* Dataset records
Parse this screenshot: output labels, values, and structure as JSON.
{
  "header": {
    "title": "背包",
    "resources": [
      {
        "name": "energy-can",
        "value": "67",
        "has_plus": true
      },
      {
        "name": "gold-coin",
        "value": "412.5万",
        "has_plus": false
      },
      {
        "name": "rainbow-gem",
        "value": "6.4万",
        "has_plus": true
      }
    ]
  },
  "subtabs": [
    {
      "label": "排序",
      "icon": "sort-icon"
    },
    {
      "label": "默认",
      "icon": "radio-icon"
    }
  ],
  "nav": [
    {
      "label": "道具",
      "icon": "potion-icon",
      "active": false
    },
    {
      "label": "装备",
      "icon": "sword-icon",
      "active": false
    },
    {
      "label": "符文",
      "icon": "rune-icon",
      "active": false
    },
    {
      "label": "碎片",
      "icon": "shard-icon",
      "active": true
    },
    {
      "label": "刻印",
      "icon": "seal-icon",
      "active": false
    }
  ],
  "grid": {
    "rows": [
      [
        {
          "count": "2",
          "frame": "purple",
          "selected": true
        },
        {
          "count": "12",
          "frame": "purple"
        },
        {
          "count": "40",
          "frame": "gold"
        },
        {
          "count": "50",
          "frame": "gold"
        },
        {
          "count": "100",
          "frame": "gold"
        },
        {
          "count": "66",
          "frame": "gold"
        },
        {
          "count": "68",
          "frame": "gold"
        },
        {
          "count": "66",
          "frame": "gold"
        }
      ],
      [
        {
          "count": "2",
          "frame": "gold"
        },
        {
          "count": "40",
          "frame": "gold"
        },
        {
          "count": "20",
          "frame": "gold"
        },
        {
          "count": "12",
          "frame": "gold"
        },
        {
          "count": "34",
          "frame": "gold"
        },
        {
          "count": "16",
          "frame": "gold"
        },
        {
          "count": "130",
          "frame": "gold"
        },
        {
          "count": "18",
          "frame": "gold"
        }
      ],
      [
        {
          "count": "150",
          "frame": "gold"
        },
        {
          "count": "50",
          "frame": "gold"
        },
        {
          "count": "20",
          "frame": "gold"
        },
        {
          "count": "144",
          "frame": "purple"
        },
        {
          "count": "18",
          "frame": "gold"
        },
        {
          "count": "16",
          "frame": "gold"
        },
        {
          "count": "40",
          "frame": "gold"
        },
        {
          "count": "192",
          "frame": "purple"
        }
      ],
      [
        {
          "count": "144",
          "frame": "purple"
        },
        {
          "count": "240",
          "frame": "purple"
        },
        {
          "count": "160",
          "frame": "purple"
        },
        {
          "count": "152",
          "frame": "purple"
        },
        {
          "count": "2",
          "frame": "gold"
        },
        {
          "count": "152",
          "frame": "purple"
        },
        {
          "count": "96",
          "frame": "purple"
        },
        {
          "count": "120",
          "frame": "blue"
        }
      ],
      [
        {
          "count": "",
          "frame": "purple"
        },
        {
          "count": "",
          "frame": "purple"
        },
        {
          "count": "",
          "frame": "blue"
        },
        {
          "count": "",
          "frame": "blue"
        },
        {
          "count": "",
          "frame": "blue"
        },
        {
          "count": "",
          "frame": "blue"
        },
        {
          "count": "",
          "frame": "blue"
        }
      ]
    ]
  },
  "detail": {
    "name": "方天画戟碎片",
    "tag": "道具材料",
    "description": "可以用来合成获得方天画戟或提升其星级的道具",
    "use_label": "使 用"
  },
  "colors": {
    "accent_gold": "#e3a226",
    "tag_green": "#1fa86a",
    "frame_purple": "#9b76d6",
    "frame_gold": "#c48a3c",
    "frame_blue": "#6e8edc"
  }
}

* SET EXERCISE
Copy each line containing the word "icon" from the data.

* ANSWER FOR THIS EXERCISE
      "icon": "sort-icon"
      "icon": "radio-icon"
      "icon": "potion-icon",
      "icon": "sword-icon",
      "icon": "rune-icon",
      "icon": "shard-icon",
      "icon": "seal-icon",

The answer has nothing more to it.